## begin DATA ENTRIES
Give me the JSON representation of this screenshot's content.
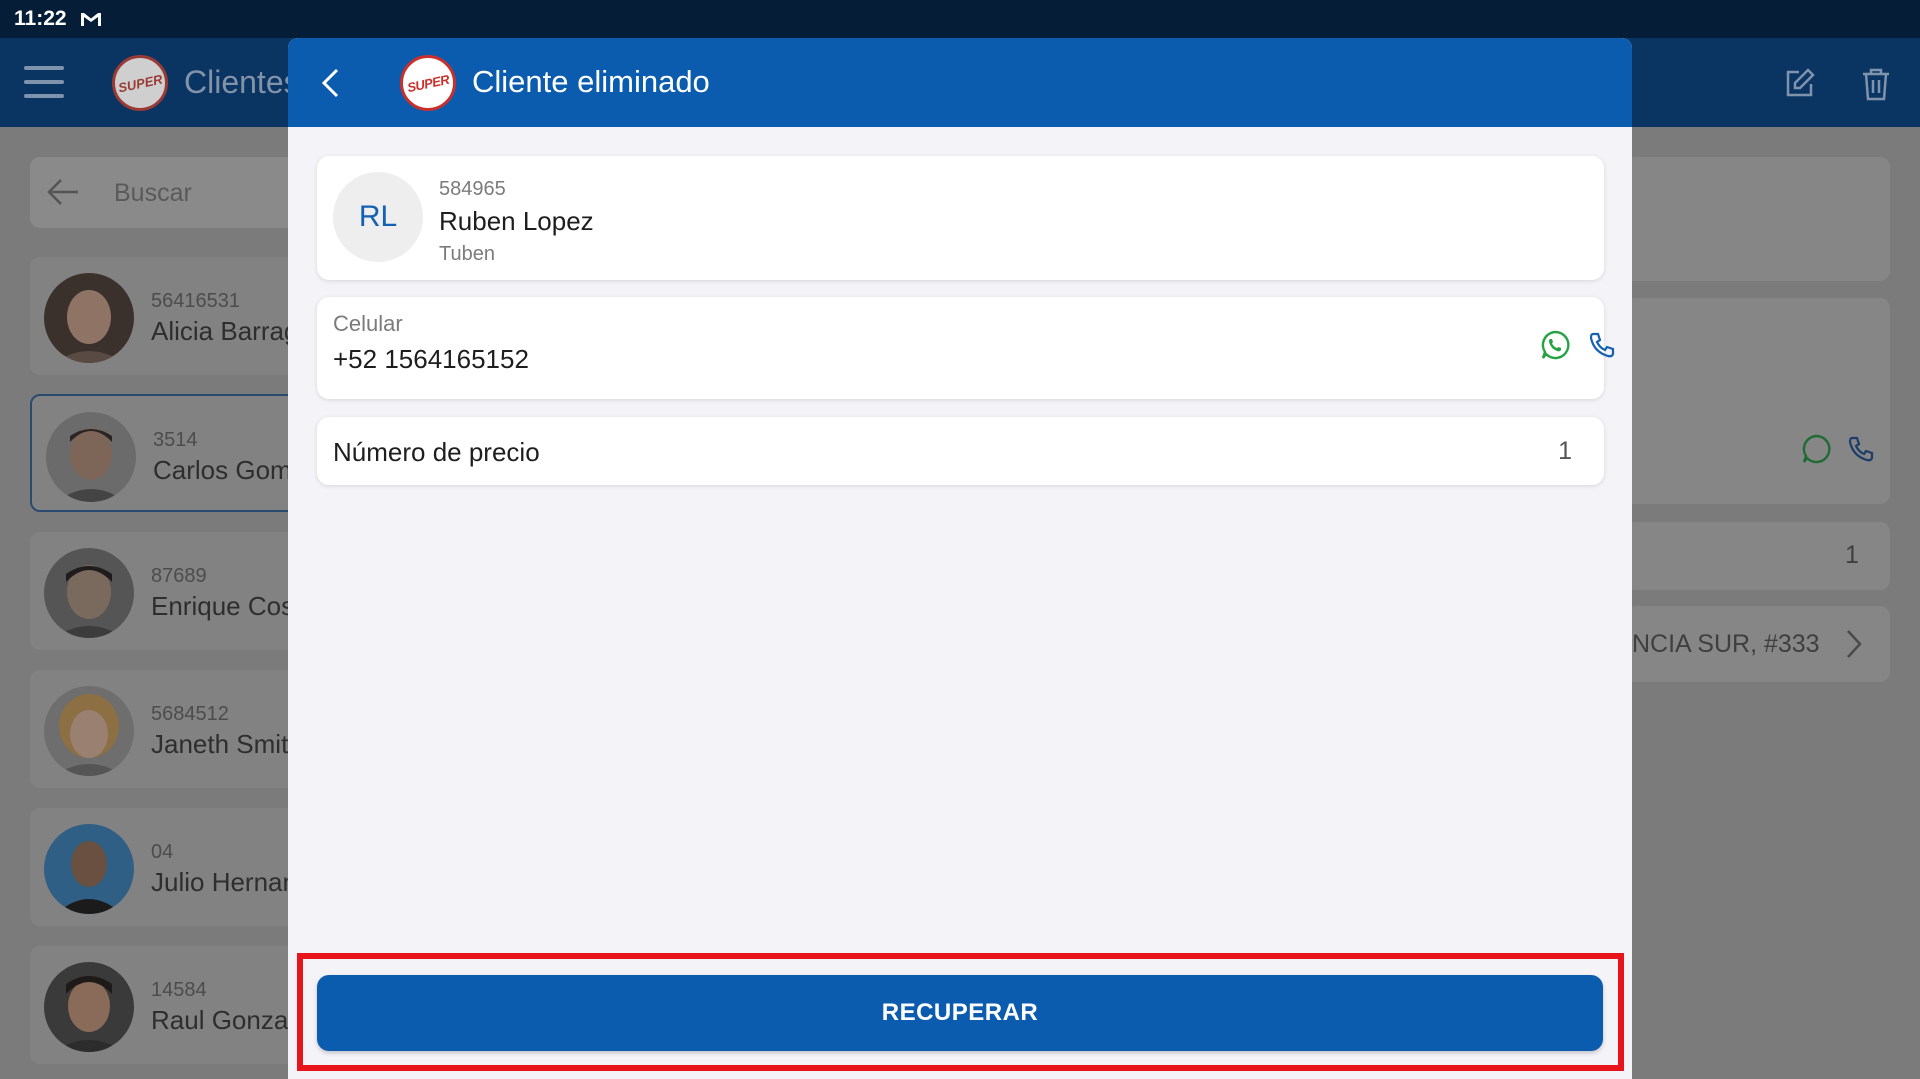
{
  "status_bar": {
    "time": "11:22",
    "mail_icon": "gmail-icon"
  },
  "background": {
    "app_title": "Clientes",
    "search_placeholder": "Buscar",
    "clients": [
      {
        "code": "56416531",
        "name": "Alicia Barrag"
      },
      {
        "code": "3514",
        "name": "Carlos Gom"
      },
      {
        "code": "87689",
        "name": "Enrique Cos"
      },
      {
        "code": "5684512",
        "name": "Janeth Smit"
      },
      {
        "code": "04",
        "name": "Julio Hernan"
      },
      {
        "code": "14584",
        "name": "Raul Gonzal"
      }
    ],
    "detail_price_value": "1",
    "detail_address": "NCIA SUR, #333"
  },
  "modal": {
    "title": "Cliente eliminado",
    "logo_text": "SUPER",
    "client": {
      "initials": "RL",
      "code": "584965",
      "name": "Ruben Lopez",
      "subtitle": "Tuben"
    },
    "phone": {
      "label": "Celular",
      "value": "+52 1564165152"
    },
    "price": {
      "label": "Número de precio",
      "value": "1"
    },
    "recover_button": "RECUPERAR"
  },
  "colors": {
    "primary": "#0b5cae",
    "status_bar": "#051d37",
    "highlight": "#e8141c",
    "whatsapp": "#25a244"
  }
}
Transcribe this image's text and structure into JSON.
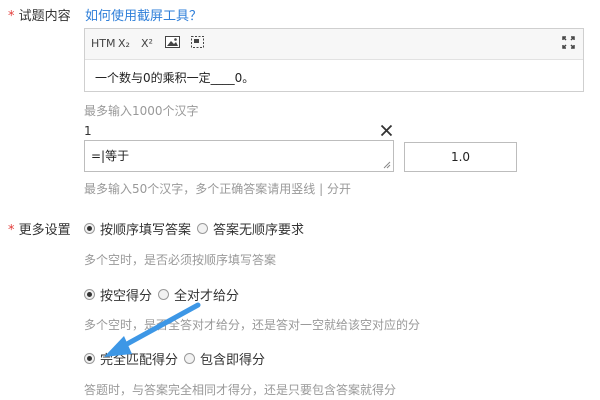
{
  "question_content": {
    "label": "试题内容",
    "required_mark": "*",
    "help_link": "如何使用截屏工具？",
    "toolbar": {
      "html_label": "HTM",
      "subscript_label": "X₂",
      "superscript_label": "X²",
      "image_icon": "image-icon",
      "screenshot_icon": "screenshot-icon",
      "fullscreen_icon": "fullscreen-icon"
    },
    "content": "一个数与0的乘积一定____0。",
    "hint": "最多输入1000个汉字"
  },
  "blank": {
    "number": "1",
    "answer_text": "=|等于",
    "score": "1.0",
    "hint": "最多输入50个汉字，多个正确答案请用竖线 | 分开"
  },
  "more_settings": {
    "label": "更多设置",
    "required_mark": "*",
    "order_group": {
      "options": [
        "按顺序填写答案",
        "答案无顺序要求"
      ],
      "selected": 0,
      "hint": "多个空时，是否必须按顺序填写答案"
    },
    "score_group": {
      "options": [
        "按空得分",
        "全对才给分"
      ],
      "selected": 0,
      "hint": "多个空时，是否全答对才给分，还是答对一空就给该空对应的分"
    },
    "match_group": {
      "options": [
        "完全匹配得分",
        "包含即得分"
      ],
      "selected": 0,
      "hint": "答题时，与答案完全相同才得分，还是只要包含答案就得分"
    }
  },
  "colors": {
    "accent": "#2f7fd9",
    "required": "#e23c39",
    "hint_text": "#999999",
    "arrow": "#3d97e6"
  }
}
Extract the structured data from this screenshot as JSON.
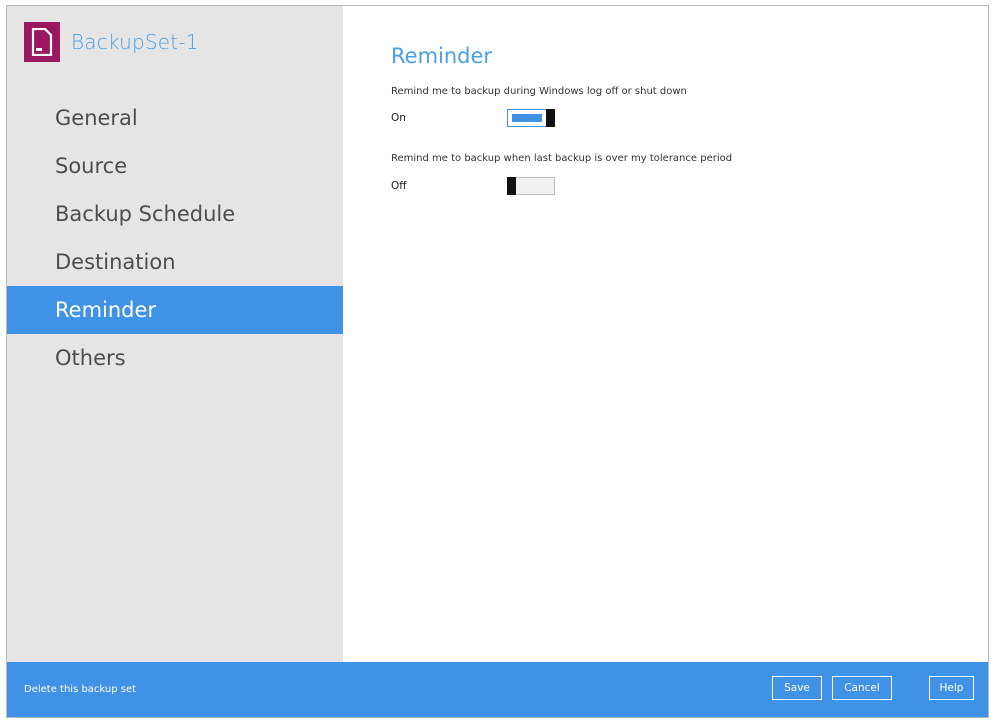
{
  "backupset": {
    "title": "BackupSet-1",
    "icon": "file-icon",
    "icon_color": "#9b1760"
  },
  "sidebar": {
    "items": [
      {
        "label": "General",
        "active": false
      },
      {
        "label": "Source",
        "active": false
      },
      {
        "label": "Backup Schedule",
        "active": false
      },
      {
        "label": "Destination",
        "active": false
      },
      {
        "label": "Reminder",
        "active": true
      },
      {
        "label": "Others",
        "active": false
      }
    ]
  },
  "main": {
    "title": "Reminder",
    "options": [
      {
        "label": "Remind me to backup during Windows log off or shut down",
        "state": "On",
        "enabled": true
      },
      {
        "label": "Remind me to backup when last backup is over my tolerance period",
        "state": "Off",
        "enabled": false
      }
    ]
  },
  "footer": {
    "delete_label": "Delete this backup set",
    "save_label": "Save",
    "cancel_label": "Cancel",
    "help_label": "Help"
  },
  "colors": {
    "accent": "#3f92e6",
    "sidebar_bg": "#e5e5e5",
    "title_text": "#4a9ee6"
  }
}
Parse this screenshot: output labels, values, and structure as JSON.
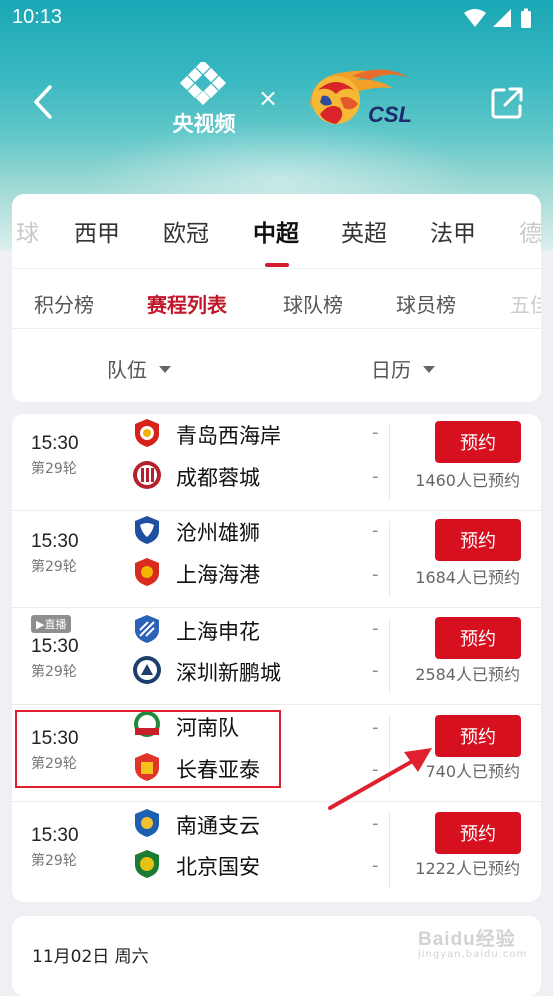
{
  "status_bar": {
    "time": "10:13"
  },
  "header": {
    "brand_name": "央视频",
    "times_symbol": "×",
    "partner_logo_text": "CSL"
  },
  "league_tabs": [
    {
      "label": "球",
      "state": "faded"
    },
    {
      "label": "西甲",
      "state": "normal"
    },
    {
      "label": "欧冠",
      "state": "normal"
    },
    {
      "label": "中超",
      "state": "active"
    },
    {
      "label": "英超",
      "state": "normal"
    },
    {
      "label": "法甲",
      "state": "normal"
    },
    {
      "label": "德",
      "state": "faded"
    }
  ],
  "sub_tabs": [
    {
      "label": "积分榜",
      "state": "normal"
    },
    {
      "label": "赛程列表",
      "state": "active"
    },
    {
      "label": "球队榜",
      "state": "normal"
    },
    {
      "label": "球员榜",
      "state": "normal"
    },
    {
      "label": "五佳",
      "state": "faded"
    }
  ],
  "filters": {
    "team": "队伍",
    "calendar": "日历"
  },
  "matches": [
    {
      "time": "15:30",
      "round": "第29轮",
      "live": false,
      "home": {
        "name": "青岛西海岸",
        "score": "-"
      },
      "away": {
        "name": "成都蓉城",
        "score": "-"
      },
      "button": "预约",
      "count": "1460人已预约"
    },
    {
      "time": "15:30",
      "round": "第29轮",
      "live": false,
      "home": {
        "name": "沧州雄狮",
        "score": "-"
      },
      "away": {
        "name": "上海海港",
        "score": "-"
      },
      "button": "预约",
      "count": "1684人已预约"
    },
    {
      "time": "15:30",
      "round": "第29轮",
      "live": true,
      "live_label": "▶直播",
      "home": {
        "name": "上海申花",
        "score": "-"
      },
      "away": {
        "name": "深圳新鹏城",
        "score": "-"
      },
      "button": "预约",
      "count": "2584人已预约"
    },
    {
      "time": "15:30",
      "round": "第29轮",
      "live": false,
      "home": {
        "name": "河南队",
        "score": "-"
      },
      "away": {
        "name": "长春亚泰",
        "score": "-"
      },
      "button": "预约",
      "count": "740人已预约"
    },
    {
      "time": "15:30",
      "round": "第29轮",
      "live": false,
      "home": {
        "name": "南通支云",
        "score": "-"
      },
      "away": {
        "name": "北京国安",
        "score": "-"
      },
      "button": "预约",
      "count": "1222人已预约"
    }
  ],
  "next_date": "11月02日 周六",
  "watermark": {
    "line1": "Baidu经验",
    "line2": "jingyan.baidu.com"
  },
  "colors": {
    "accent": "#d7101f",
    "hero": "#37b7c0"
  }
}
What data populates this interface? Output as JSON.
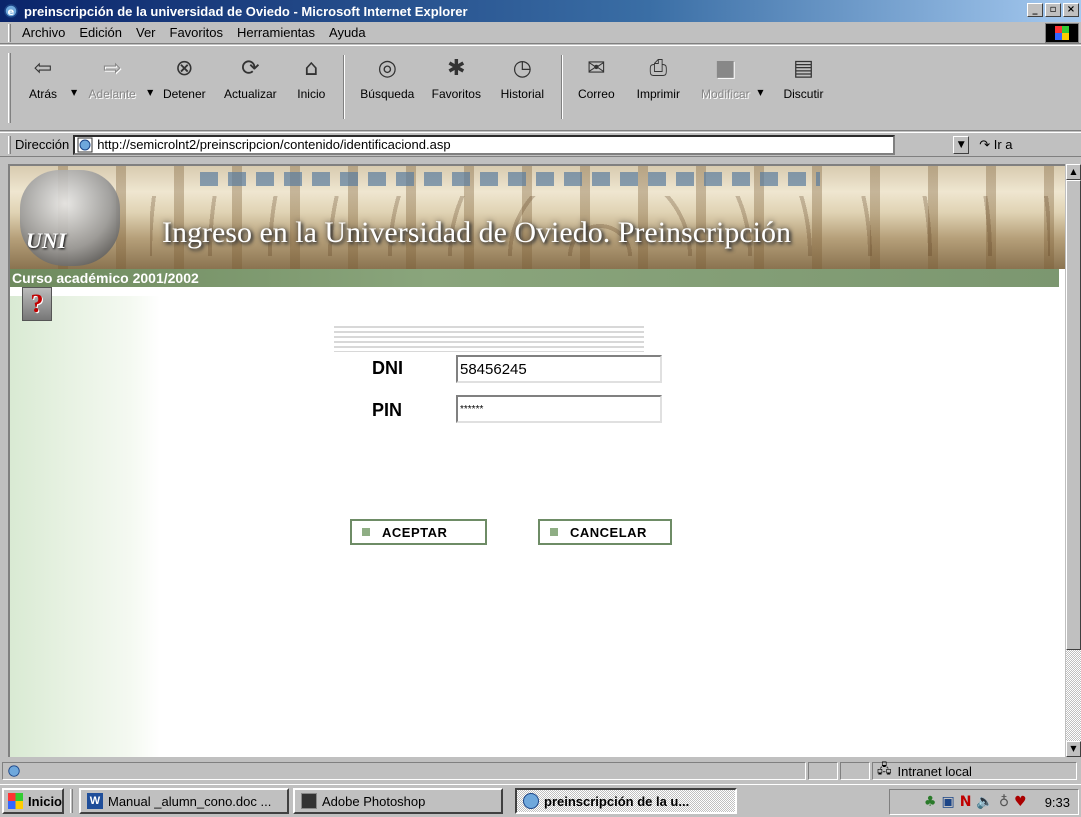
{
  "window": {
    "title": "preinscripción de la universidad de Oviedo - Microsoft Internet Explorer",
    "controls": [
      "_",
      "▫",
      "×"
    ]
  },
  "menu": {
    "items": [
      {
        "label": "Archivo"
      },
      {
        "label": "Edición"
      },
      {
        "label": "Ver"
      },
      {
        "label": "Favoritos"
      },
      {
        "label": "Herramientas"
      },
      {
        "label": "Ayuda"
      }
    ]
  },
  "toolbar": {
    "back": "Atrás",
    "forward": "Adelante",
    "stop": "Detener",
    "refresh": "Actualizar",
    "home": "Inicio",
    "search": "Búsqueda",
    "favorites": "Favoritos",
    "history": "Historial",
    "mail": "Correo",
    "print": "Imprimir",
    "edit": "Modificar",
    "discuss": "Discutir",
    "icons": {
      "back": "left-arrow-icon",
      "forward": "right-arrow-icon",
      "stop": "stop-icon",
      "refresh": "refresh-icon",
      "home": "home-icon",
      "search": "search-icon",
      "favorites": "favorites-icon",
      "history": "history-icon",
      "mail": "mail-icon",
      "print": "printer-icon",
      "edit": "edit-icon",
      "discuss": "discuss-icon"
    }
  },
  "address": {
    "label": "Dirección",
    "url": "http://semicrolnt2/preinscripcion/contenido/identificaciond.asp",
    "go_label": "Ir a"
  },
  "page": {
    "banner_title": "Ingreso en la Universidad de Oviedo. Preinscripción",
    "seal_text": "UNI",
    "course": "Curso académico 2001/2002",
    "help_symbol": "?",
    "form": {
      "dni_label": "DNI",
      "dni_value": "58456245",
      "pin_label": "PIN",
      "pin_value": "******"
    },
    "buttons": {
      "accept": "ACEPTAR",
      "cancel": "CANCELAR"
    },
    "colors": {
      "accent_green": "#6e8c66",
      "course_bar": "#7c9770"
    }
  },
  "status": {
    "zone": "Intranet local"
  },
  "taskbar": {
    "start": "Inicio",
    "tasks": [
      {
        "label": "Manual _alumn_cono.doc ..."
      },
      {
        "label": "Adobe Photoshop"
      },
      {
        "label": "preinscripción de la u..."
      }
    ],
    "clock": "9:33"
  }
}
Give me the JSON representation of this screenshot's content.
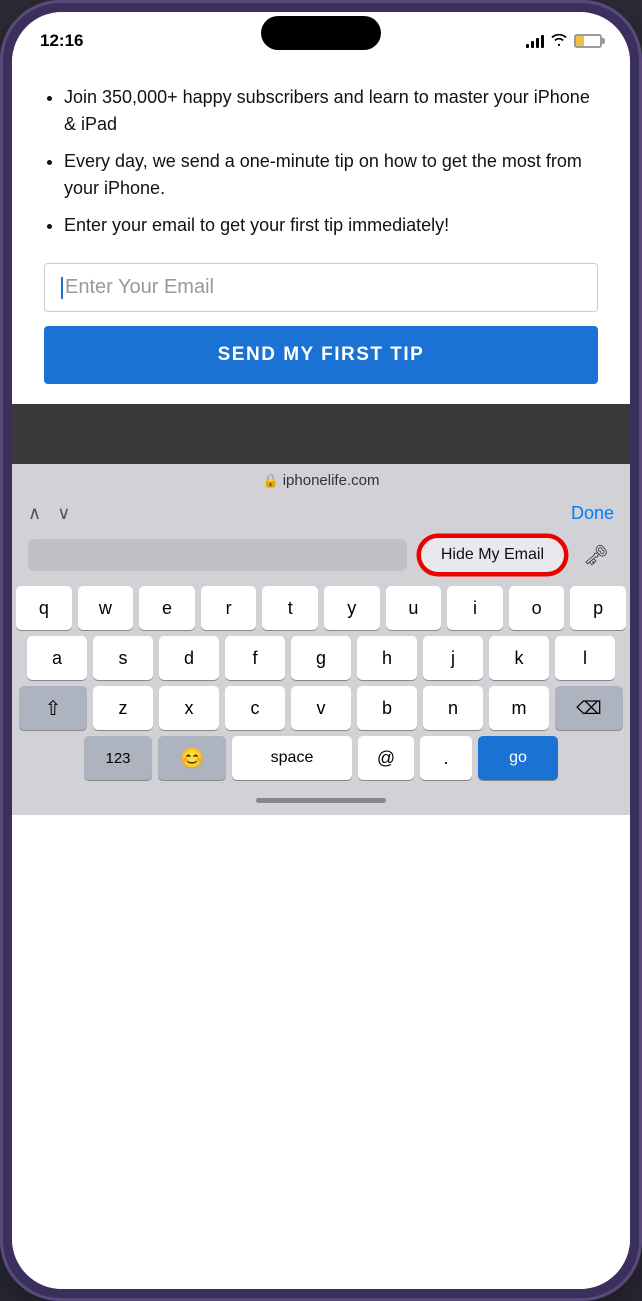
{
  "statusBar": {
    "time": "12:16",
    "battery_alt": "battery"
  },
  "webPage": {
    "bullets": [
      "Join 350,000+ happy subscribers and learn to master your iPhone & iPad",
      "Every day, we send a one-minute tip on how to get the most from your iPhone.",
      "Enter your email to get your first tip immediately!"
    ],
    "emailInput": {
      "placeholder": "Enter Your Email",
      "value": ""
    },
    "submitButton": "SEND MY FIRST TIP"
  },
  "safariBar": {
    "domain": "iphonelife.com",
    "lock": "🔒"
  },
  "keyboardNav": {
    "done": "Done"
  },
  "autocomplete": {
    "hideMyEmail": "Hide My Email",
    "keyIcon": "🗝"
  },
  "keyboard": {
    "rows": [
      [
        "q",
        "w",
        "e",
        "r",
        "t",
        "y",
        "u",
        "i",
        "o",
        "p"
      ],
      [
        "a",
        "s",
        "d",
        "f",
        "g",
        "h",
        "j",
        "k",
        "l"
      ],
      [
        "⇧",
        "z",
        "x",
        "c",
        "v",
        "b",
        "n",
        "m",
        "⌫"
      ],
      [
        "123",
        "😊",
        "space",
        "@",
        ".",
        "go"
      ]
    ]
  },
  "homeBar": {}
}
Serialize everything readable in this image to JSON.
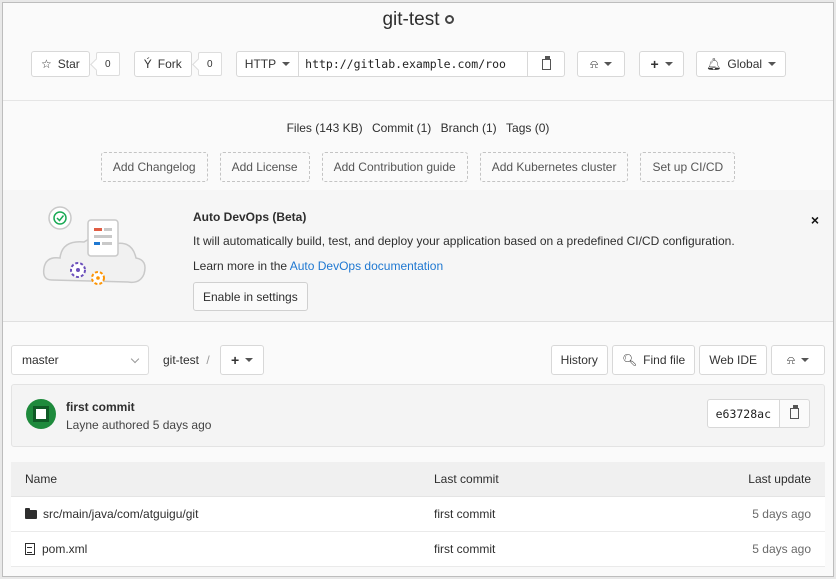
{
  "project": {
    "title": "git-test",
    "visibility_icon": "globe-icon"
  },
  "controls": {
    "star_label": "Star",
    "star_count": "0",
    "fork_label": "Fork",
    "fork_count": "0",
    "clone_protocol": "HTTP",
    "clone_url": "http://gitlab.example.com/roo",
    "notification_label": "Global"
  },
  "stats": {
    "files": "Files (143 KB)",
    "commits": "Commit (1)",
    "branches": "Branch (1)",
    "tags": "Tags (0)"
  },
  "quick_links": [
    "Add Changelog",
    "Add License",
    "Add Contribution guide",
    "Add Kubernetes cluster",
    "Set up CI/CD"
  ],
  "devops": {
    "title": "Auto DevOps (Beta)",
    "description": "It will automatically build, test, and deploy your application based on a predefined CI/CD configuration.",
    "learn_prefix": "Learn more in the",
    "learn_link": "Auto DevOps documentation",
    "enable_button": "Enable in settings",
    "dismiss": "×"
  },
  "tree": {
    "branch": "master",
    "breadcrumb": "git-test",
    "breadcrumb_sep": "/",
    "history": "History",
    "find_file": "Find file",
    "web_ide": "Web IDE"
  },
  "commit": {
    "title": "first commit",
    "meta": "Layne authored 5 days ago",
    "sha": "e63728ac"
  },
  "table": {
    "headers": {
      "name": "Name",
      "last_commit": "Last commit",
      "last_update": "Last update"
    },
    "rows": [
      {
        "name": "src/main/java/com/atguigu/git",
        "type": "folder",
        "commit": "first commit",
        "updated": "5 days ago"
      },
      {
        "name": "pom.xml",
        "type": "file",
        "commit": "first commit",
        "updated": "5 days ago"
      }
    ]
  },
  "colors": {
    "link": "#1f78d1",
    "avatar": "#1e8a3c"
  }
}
## end DATA ENTRIES
(WHAT TO WORK ON): Determine how many lines include the string "refresh". Give no answer but the number.

(FINAL ANSWER): 2